### GIVEN ENTRIES:

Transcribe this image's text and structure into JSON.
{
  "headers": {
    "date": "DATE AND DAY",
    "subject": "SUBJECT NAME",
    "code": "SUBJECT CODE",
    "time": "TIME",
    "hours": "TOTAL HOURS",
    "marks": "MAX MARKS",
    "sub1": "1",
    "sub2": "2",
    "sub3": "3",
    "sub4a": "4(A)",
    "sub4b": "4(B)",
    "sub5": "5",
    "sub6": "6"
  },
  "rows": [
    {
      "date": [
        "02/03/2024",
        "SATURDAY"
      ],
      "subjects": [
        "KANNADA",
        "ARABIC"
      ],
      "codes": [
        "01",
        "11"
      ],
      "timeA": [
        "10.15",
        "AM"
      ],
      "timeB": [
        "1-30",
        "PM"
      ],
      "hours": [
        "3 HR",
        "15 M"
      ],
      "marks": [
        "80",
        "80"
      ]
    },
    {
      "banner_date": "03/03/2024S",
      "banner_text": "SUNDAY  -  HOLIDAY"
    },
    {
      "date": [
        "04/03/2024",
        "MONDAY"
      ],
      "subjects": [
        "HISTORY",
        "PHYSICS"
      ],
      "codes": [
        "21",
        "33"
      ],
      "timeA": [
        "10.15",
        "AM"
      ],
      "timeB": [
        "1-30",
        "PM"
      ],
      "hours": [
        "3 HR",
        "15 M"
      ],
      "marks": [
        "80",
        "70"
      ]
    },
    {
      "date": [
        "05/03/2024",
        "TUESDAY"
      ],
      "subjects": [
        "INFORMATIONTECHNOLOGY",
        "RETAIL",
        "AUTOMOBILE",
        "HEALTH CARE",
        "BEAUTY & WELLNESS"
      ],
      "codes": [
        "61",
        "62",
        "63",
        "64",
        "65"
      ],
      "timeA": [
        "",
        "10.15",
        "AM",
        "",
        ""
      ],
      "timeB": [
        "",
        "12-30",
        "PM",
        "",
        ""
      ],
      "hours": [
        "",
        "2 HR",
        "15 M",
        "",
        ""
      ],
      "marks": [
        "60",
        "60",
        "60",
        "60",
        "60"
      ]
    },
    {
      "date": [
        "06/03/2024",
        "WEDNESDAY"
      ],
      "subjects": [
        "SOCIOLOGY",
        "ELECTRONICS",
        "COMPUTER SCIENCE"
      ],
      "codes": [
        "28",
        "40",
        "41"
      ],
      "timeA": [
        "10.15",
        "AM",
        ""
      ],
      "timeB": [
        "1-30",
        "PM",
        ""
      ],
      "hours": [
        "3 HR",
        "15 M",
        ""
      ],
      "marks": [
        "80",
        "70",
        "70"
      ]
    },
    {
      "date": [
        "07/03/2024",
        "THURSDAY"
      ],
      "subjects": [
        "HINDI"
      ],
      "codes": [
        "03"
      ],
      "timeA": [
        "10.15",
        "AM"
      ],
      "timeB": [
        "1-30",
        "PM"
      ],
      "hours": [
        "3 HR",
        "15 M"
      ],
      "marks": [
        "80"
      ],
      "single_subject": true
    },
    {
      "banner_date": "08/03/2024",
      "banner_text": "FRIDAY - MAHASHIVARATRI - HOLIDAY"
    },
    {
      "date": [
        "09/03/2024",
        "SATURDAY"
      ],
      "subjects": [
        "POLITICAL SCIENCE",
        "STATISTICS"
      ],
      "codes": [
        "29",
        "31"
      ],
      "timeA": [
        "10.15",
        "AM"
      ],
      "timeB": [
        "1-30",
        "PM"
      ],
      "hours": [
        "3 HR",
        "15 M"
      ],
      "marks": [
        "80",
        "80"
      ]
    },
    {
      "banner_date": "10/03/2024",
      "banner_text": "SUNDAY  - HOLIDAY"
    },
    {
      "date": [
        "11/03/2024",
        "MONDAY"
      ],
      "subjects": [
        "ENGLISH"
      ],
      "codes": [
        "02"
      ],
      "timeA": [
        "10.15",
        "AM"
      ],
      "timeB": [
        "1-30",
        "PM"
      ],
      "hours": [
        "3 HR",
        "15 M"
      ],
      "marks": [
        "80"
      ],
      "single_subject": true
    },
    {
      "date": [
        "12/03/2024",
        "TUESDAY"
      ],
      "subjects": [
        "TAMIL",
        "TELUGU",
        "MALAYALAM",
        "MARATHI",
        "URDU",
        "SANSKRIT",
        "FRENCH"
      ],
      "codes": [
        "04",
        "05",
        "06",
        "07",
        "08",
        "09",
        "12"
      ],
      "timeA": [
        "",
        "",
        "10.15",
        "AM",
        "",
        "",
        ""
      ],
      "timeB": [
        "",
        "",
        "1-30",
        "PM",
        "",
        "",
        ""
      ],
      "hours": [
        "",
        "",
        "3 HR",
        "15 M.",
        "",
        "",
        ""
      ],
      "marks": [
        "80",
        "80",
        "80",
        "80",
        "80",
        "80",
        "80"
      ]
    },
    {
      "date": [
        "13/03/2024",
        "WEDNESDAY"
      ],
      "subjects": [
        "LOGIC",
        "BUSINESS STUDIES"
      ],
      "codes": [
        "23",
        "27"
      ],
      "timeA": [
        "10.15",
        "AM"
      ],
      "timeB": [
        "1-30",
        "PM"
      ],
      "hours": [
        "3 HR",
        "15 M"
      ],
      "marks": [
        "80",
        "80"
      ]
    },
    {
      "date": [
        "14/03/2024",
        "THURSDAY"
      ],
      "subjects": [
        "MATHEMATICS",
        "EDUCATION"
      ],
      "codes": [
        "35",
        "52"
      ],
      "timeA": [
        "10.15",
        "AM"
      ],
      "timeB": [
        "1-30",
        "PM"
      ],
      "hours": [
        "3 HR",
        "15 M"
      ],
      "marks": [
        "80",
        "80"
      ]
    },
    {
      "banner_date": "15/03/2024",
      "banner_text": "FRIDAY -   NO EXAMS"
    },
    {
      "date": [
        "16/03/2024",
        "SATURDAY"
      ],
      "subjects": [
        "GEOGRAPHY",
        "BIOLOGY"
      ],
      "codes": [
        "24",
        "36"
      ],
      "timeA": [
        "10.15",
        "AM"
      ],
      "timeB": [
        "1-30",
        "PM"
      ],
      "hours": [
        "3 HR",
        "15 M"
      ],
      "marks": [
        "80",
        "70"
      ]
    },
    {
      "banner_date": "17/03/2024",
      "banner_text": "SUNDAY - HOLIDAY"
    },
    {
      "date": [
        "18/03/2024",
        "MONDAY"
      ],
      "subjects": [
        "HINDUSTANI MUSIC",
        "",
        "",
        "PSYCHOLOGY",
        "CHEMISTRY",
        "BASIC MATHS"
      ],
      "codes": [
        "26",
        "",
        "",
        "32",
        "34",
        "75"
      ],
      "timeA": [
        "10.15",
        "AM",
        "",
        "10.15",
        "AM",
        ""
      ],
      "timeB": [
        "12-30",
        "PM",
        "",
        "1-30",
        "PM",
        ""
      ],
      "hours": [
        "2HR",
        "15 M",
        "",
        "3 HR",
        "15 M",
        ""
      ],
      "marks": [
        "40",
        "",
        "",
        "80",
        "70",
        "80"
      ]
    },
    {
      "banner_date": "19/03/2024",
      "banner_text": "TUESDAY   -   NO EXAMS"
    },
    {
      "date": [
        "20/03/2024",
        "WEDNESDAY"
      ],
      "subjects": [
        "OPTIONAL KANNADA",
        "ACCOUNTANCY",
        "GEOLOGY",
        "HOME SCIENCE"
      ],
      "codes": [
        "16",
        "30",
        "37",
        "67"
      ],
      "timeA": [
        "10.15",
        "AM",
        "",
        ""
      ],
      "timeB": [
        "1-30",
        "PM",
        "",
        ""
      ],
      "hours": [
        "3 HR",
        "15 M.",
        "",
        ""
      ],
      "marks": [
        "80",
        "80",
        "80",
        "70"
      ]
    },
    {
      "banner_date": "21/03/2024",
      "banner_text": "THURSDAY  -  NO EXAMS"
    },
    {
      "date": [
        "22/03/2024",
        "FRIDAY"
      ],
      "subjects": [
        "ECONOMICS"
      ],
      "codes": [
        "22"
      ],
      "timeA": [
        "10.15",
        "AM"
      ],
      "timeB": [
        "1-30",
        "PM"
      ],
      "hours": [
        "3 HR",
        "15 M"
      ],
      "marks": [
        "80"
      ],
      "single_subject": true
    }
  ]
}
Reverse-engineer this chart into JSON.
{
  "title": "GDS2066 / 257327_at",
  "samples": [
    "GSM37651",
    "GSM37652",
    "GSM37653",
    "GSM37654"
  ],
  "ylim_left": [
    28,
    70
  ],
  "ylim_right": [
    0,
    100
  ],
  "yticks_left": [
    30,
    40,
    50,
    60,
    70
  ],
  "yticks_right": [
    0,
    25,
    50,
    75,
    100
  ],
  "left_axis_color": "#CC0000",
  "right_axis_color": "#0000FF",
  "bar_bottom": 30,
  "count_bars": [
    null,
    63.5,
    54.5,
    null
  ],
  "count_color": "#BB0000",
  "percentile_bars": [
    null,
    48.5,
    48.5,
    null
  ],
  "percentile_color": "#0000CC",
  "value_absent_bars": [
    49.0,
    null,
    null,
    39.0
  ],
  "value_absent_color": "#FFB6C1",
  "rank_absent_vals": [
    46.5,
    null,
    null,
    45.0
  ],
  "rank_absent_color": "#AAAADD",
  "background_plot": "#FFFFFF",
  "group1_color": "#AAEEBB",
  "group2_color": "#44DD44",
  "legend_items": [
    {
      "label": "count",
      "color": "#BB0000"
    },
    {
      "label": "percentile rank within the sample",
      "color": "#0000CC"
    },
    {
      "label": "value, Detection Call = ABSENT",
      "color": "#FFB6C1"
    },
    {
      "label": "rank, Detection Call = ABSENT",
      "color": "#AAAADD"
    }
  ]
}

### THE EXERCISE:
Show every line from the entries above in which "Detection" appears.

### ANSWER TO THE EXERCISE:
      "label": "value, Detection Call = ABSENT",
      "label": "rank, Detection Call = ABSENT",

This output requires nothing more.